%%

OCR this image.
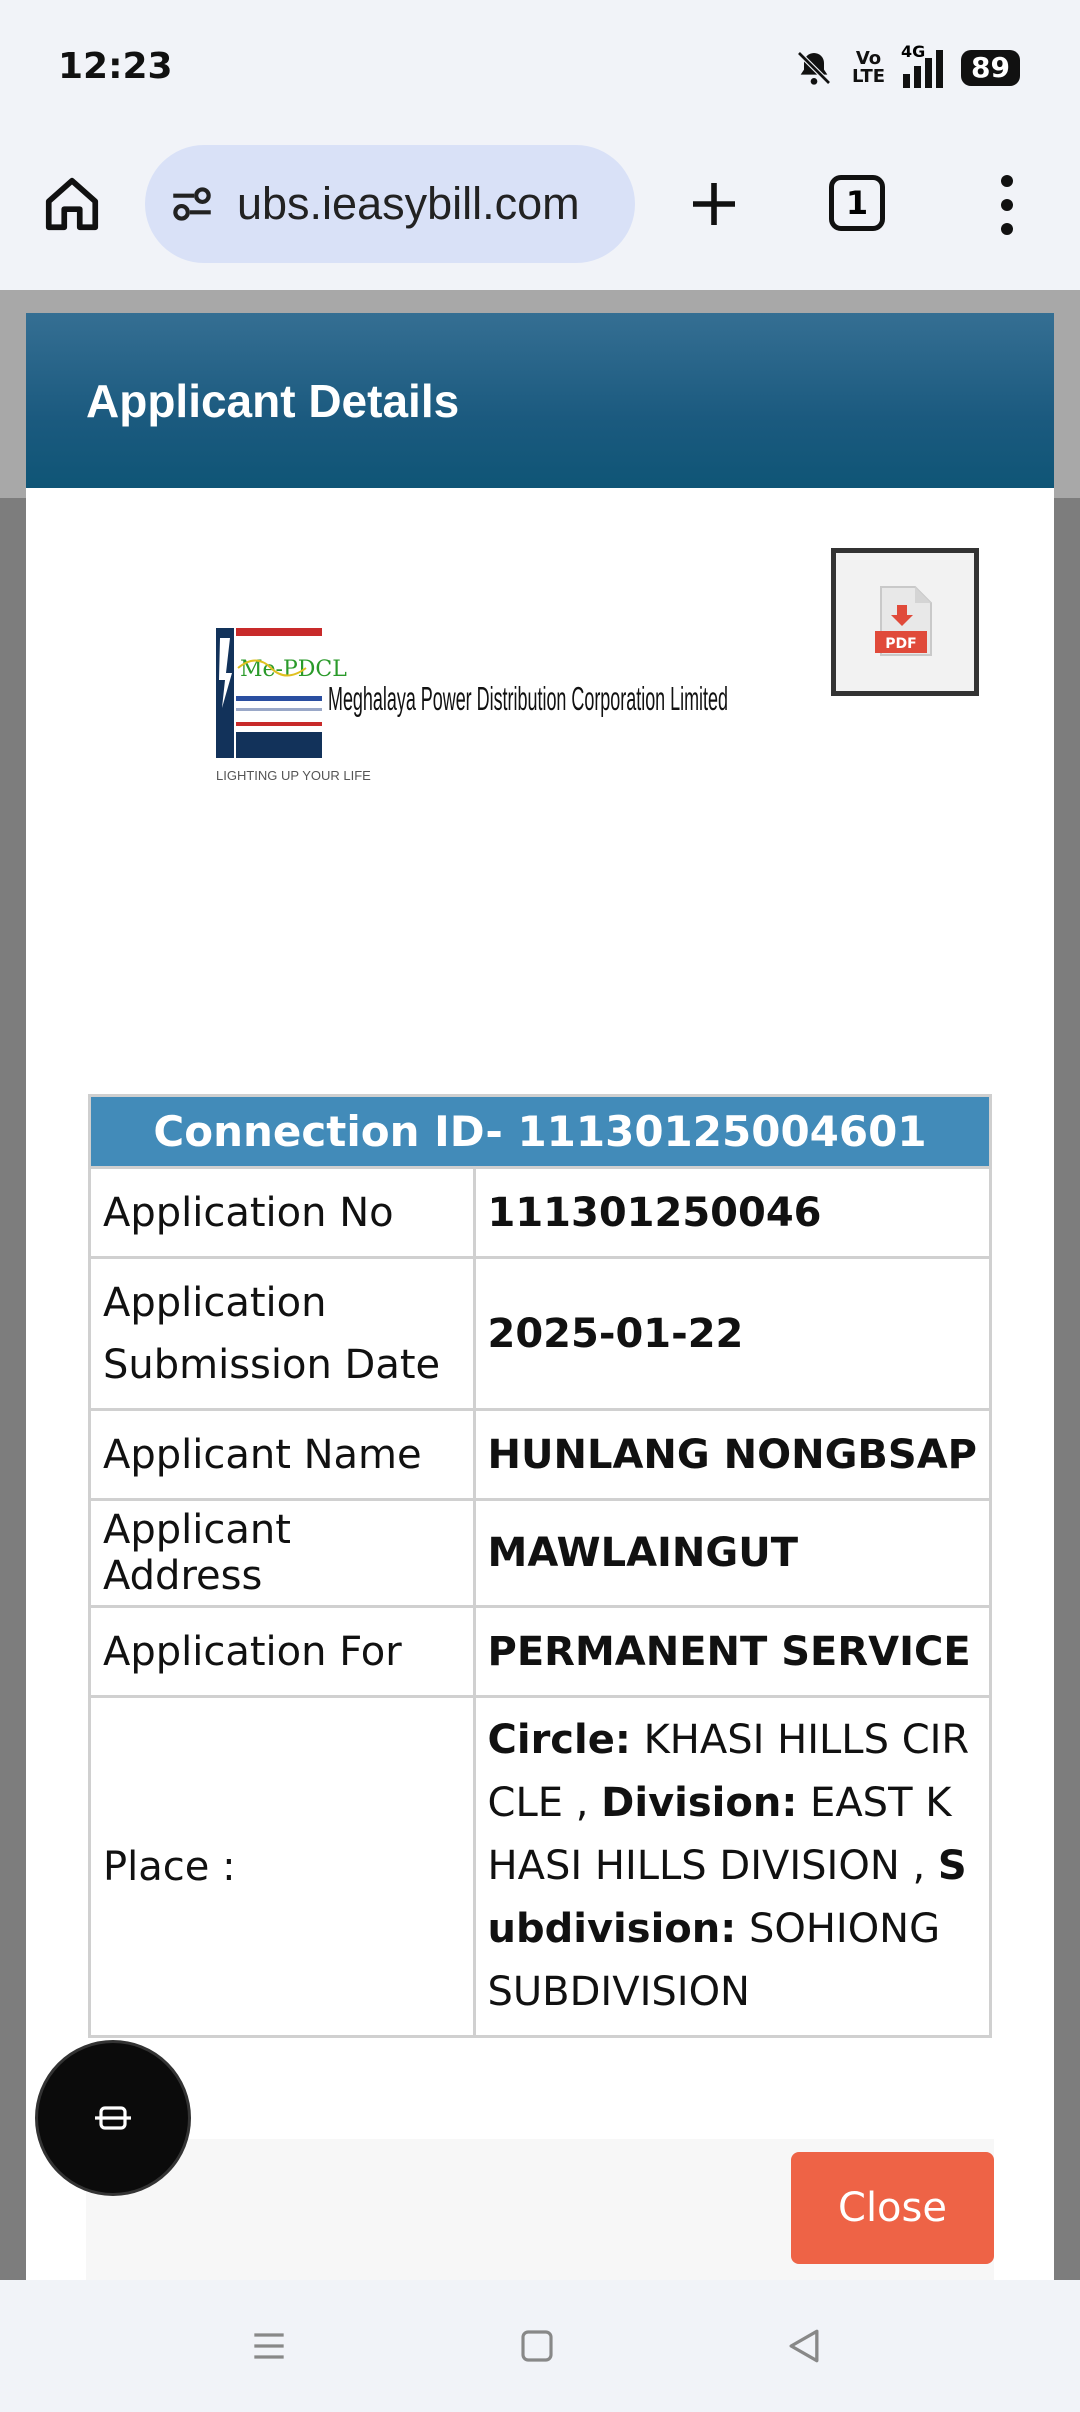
12:23	Vo
LTE
4G	89
ubs.ieasybill.com	1
Applicant Details
Me-PDCL
LIGHTING UP YOUR LIFE
Meghalaya Power Distribution Corporation Limited
PDF
Connection ID- 11130125004601	
Application No	111301250046
Application Submission Date	2025-01-22
Applicant Name	HUNLANG NONGBSAP
Applicant Address	MAWLAINGUT
Application For	PERMANENT SERVICE
Place :	Circle: KHASI HILLS CIRCLE , Division: EAST KHASI HILLS DIVISION , Subdivision: SOHIONG SUBDIVISION
Close
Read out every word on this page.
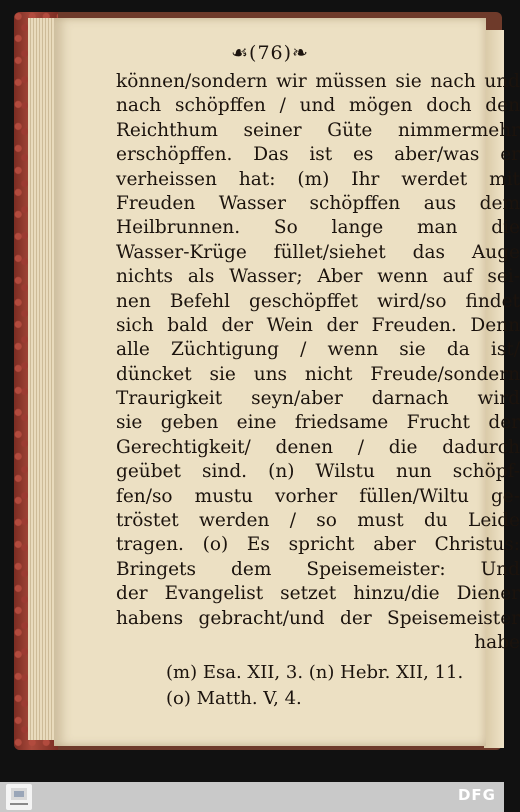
☙(76)❧
können/sondern wir müssen sie nach und
nach schöpffen / und mögen doch den
Reichthum seiner Güte nimmermehr
erschöpffen. Das ist es aber/was er
verheissen hat: (m) Ihr werdet mit
Freuden Wasser schöpffen aus dem
Heilbrunnen. So lange man die
Wasser-Krüge füllet/siehet das Auge
nichts als Wasser; Aber wenn auf sei-
nen Befehl geschöpffet wird/so findet
sich bald der Wein der Freuden. Denn
alle Züchtigung / wenn sie da ist/
düncket sie uns nicht Freude/sondern
Traurigkeit seyn/aber darnach wird
sie geben eine friedsame Frucht der
Gerechtigkeit/ denen / die dadurch
geübet sind. (n) Wilstu nun schöpf-
fen/so mustu vorher füllen/Wiltu ge-
tröstet werden / so must du Leide
tragen. (o) Es spricht aber Christus:
Bringets dem Speisemeister: Und
der Evangelist setzet hinzu/die Diener
habens gebracht/und der Speisemeister
habe
(m) Esa. XII, 3. (n) Hebr. XII, 11.
(o) Matth. V, 4.
DFG
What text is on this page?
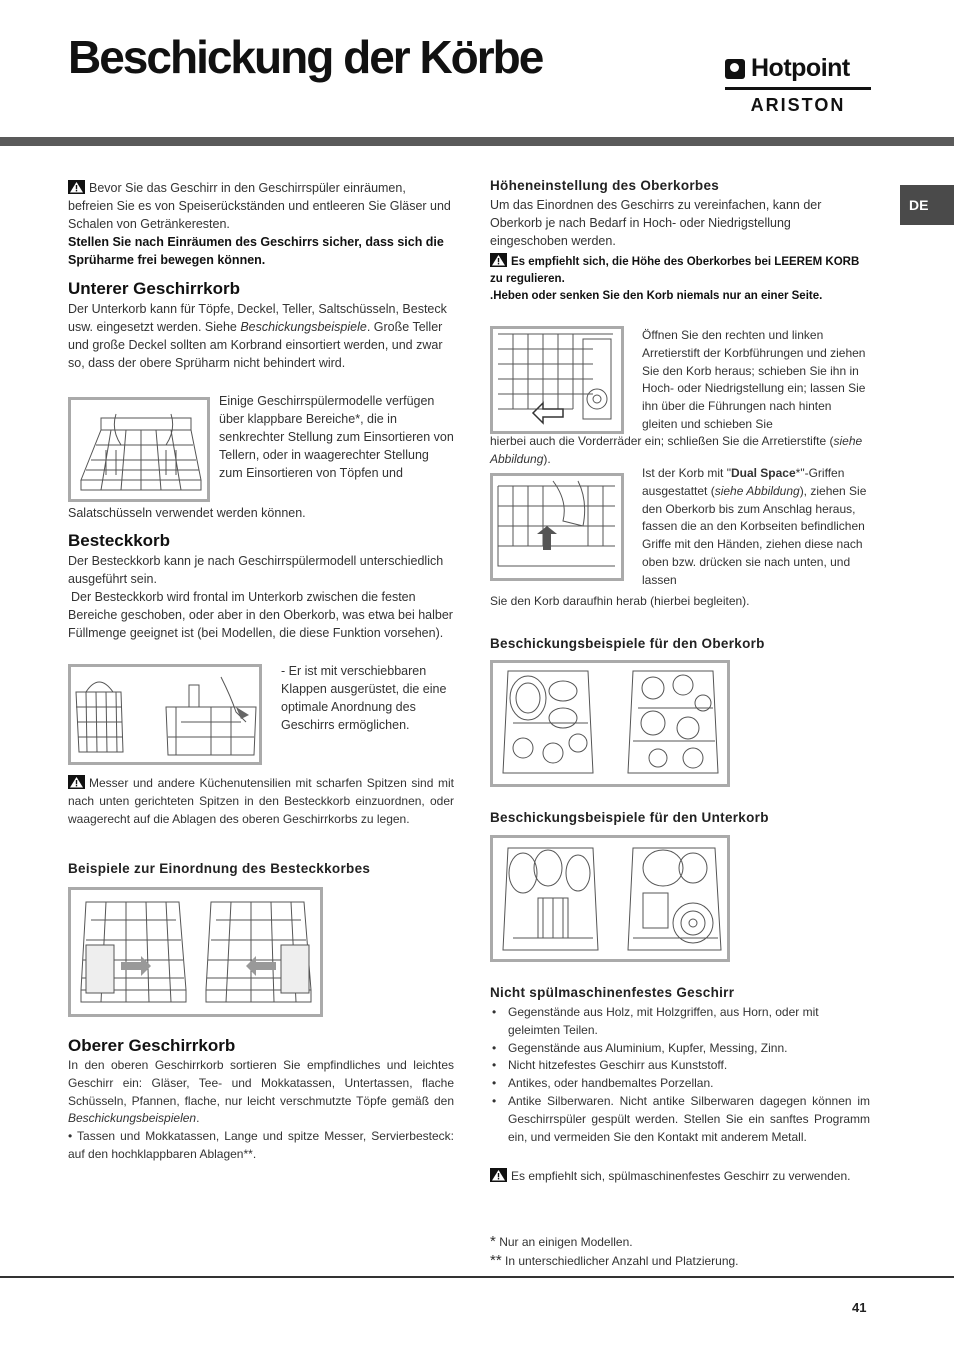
Beschickung der Körbe	Hotpoint
ARISTON
DE
Bevor Sie das Geschirr in den Geschirrspüler einräumen, befreien Sie es von Speiserückständen und entleeren Sie Gläser und Schalen von Getränkeresten.
Stellen Sie nach Einräumen des Geschirrs sicher, dass sich die Sprüharme frei bewegen können.
Unterer Geschirrkorb
Der Unterkorb kann für Töpfe, Deckel, Teller, Saltschüsseln, Besteck usw. eingesetzt werden. Siehe Beschickungsbeispiele. Große Teller und große Deckel sollten am Korbrand einsortiert werden, und zwar so, dass der obere Sprüharm nicht behindert wird.
Einige Geschirrspülermodelle verfügen über klappbare Bereiche*, die in senkrechter Stellung zum Einsortieren von Tellern, oder in waagerechter Stellung zum Einsortieren von Töpfen und
Salatschüsseln verwendet werden können.
Besteckkorb
Der Besteckkorb kann je nach Geschirrspülermodell unterschiedlich ausgeführt sein.
Der Besteckkorb wird frontal im Unterkorb zwischen die festen Bereiche geschoben, oder aber in den Oberkorb, was etwa bei halber Füllmenge geeignet ist (bei Modellen, die diese Funktion vorsehen).
- Er ist mit verschiebbaren Klappen ausgerüstet, die eine optimale Anordnung des Geschirrs ermöglichen.
Messer und andere Küchenutensilien mit scharfen Spitzen sind mit nach unten gerichteten Spitzen in den Besteckkorb einzuordnen, oder waagerecht auf die Ablagen des oberen Geschirrkorbs zu legen.
Beispiele zur Einordnung des Besteckkorbes
Oberer Geschirrkorb
In den oberen Geschirrkorb sortieren Sie empfindliches und leichtes Geschirr ein: Gläser, Tee- und Mokkatassen, Untertassen, flache Schüsseln, Pfannen, flache, nur leicht verschmutzte Töpfe gemäß den Beschickungsbeispielen.
• Tassen und Mokkatassen, Lange und spitze Messer, Servierbesteck: auf den hochklappbaren Ablagen**.
Höheneinstellung des Oberkorbes
Um das Einordnen des Geschirrs zu vereinfachen, kann der Oberkorb je nach Bedarf in Hoch- oder Niedrigstellung eingeschoben werden.
Es empfiehlt sich, die Höhe des Oberkorbes bei LEEREM KORB zu regulieren.
.Heben oder senken Sie den Korb niemals nur an einer Seite.
Öffnen Sie den rechten und linken Arretierstift der Korbführungen und ziehen Sie den Korb heraus; schieben Sie ihn in Hoch- oder Niedrigstellung ein; lassen Sie ihn über die Führungen nach hinten gleiten und schieben Sie
hierbei auch die Vorderräder ein; schließen Sie die Arretierstifte (siehe Abbildung).
Ist der Korb mit "Dual Space*"-Griffen ausgestattet (siehe Abbildung), ziehen Sie den Oberkorb bis zum Anschlag heraus, fassen die an den Korbseiten befindlichen Griffe mit den Händen, ziehen diese nach oben bzw. drücken sie nach unten, und lassen
Sie den Korb daraufhin herab (hierbei begleiten).
Beschickungsbeispiele für den Oberkorb
Beschickungsbeispiele für den Unterkorb
Nicht spülmaschinenfestes Geschirr
• Gegenstände aus Holz, mit Holzgriffen, aus Horn, oder mit geleimten Teilen.
• Gegenstände aus Aluminium, Kupfer, Messing, Zinn.
• Nicht hitzefestes Geschirr aus Kunststoff.
• Antikes, oder handbemaltes Porzellan.
• Antike Silberwaren. Nicht antike Silberwaren dagegen können im Geschirrspüler gespült werden. Stellen Sie ein sanftes Programm ein, und vermeiden Sie den Kontakt mit anderem Metall.
Es empfiehlt sich, spülmaschinenfestes Geschirr zu verwenden.
* Nur an einigen Modellen.
** In unterschiedlicher Anzahl und Platzierung.
41
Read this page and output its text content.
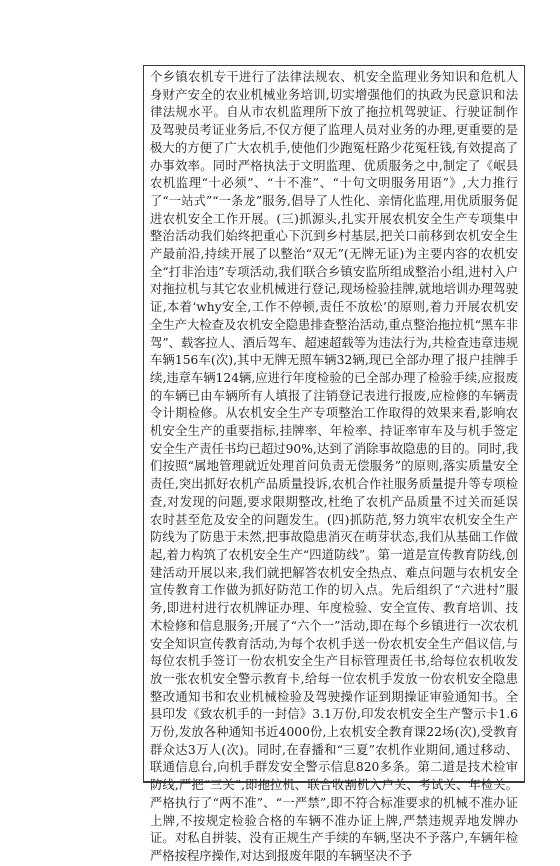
个乡镇农机专干进行了法律法规农、机安全监理业务知识和危机人身财产安全的农业机械业务培训,切实增强他们的执政为民意识和法律法规水平。自从市农机监理所下放了拖拉机驾驶证、行驶证制作及驾驶员考证业务后,不仅方便了监理人员对业务的办理,更重要的是极大的方便了广大农机手,使他们少跑冤枉路少花冤枉钱,有效提高了办事效率。同时严格执法于文明监理、优质服务之中,制定了《岷县农机监理“十必须”、“十不准”、“十句文明服务用语”》,大力推行了“一站式”“一条龙”服务,倡导了人性化、亲情化监理,用优质服务促进农机安全工作开展。(三)抓源头,扎实开展农机安全生产专项集中整治活动我们始终把重心下沉到乡村基层,把关口前移到农机安全生产最前沿,持续开展了以整治“双无”(无牌无证)为主要内容的农机安全“打非治违”专项活动,我们联合乡镇安监所组成整治小组,进村入户对拖拉机与其它农业机械进行登记,现场检验挂牌,就地培训办理驾驶证,本着‘why安全,工作不停顿,责任不放松’的原则,着力开展农机安全生产大检查及农机安全隐患排查整治活动,重点整治拖拉机“黑车非驾”、载客拉人、酒后驾车、超速超载等为违法行为,共检查违章违规车辆156车(次),其中无牌无照车辆32辆,现已全部办理了报户挂牌手续,违章车辆124辆,应进行年度检验的已全部办理了检验手续,应报废的车辆已由车辆所有人填报了注销登记表进行报废,应检修的车辆责令计期检修。从农机安全生产专项整治工作取得的效果来看,影响农机安全生产的重要指标,挂牌率、年检率、持证率审车及与机手签定安全生产责任书均已超过90%,达到了消除事故隐患的目的。同时,我们按照“属地管理就近处理首问负责无偿服务”的原则,落实质量安全责任,突出抓好农机产品质量投诉,农机合作社服务质量提升等专项检查,对发现的问题,要求限期整改,杜绝了农机产品质量不过关而延误农时甚至危及安全的问题发生。(四)抓防范,努力筑牢农机安全生产防线为了防患于未然,把事故隐患消灭在萌芽状态,我们从基础工作做起,着力构筑了农机安全生产“四道防线”。第一道是宣传教育防线,创建活动开展以来,我们就把解答农机安全热点、难点问题与农机安全宣传教育工作做为抓好防范工作的切入点。先后组织了“六进村”服务,即进村进行农机牌证办理、年度检验、安全宣传、教育培训、技术检修和信息服务;开展了“六个一”活动,即在每个乡镇进行一次农机安全知识宣传教育活动,为每个农机手送一份农机安全生产倡议信,与每位农机手签订一份农机安全生产目标管理责任书,给每位农机收发放一张农机安全警示教育卡,给每一位农机手发放一份农机安全隐患整改通知书和农业机械检验及驾驶操作证到期操证审验通知书。全县印发《致农机手的一封信》3.1万份,印发农机安全生产警示卡1.6万份,发放各种通知书近4000份,上农机安全教育课22场(次),受教育群众达3万人(次)。同时,在春播和“三夏”农机作业期间,通过移动、联通信息台,向机手群发安全警示信息820多条。第二道是技术检审防线,严把“三关”,即拖拉机、联合收割机入户关、考试关、年检关。严格执行了“两不准”、“一严禁”,即不符合标准要求的机械不准办证上牌,不按规定检验合格的车辆不准办证上牌,严禁违规弄地发牌办证。对私自拼装、没有正规生产手续的车辆,坚决不予落户,车辆年检严格按程序操作,对达到报废年限的车辆坚决不予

%%

:: DIRECTIVE ::
Which lines in the listing above hold the word "Unterkorb"? Show each of them.

:: RESULT BELOW ::
Der Unterkorb kann für Töpfe, Deckel, Teller, Saltschüsseln, Besteck usw. eingesetzt werden. Siehe Beschickungsbeispiele. Große Teller und große Deckel sollten am Korbrand einsortiert werden, und zwar so, dass der obere Sprüharm nicht behindert wird.
Der Besteckkorb wird frontal im Unterkorb zwischen die festen Bereiche geschoben, oder aber in den Oberkorb, was etwa bei halber Füllmenge geeignet ist (bei Modellen, die diese Funktion vorsehen).
Beschickungsbeispiele für den Unterkorb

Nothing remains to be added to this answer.